-- STATED GOAL --
Where a line holds "ylabel", copy it.

--- Start of DATA EXCERPTS ---

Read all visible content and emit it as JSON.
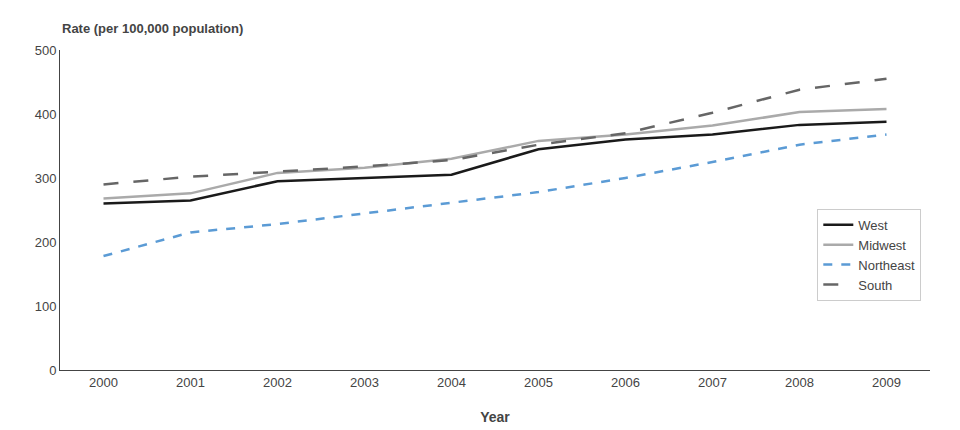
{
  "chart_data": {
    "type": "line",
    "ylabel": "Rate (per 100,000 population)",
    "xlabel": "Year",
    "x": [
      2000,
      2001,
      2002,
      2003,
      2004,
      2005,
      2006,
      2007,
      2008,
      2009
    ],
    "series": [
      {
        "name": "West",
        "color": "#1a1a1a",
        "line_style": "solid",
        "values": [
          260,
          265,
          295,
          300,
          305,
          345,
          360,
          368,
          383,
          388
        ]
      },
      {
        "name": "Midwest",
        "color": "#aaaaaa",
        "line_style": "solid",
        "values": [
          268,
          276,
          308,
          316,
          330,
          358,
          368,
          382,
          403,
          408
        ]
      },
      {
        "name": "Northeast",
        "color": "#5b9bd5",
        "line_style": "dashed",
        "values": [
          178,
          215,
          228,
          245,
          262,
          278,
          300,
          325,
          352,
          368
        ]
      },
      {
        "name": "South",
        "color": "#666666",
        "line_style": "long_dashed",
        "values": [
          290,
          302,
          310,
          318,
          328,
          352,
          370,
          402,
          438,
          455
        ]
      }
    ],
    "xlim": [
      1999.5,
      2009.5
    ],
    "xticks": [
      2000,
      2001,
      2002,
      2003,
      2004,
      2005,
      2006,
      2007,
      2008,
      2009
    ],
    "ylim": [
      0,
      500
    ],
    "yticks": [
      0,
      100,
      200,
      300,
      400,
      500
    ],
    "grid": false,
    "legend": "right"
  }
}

--- End of DATA EXCERPTS ---
--- Start of DATA EXCERPTS ---

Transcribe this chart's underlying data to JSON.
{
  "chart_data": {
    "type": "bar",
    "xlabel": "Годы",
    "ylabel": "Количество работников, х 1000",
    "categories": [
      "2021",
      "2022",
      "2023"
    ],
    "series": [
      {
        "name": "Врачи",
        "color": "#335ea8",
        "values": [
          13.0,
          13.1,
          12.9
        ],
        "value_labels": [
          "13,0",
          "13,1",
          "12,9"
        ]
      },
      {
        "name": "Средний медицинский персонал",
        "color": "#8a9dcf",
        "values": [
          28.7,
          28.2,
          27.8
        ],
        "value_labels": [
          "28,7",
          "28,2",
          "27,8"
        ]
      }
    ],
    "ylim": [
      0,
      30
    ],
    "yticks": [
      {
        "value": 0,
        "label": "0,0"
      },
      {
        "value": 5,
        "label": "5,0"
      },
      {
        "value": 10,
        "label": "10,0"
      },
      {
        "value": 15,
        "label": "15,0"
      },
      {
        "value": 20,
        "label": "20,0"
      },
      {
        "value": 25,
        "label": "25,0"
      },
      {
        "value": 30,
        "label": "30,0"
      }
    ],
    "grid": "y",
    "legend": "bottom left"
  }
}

--- End of DATA EXCERPTS ---

-- EXERCISE SOLUTION --
    "ylabel": "Rate (per 100,000 population)",
    "ylabel": "Количество работников, х 1000",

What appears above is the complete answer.